Page element annotations
## Begin
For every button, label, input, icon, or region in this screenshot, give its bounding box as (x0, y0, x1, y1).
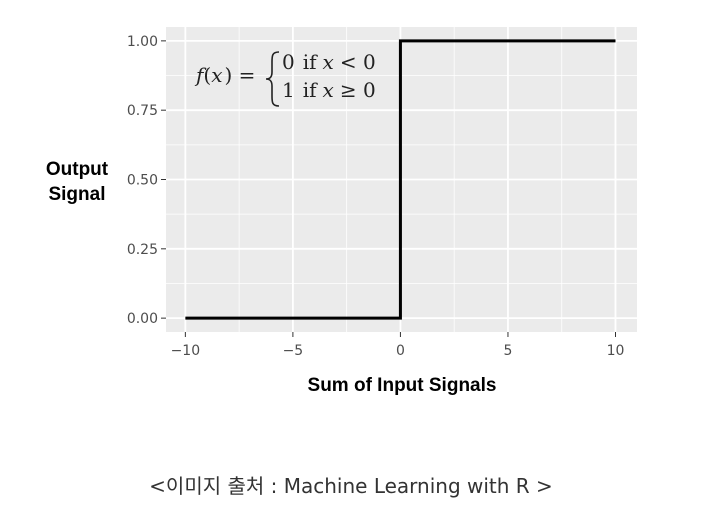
x-axis-title: Sum of Input Signals (308, 375, 497, 396)
x-tick-label: 0 (396, 343, 405, 359)
y-tick-label: 0.00 (127, 311, 158, 327)
y-axis-title-line-2: Signal (48, 184, 105, 205)
y-tick-label: 0.75 (127, 103, 158, 119)
formula-brace (265, 51, 280, 107)
x-tick-label: 5 (503, 343, 512, 359)
formula-lhs: f(x) = (194, 63, 255, 87)
formula-case-1: 0 if x < 0 (282, 50, 376, 74)
x-tick-label: −5 (283, 343, 304, 359)
tick-labels: −10 −5 0 5 10 0.00 0.25 0.50 0.75 1.00 (127, 34, 625, 359)
x-tick-label: 10 (607, 343, 625, 359)
y-axis-title-line-1: Output (46, 159, 109, 180)
image-source-caption: <이미지 출처 : Machine Learning with R > (149, 474, 553, 498)
formula-case-2: 1 if x ≥ 0 (282, 78, 376, 102)
step-function-formula: f(x) = 0 if x < 0 1 if x ≥ 0 (194, 50, 376, 107)
step-function-line (185, 39, 616, 320)
step-function-chart: −10 −5 0 5 10 0.00 0.25 0.50 0.75 1.00 f(x) = 0 if… (46, 27, 637, 396)
y-tick-label: 0.25 (127, 242, 158, 258)
y-tick-label: 0.50 (127, 173, 158, 189)
axis-ticks (161, 40, 616, 337)
x-tick-label: −10 (171, 343, 201, 359)
y-tick-label: 1.00 (127, 34, 158, 50)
## End
_Exercise:_ Find each line in the records above that contains the string "step" and copy those lines. Uppercase and lowercase count as different.

_Written solution:_
step-function-formula: f(x) = 0 if x < 0 1 if x ≥ 0 (194, 50, 376, 107)
step-function-line (185, 39, 616, 320)
step-function-chart: −10 −5 0 5 10 0.00 0.25 0.50 0.75 1.00 f(x) = 0 if… (46, 27, 637, 396)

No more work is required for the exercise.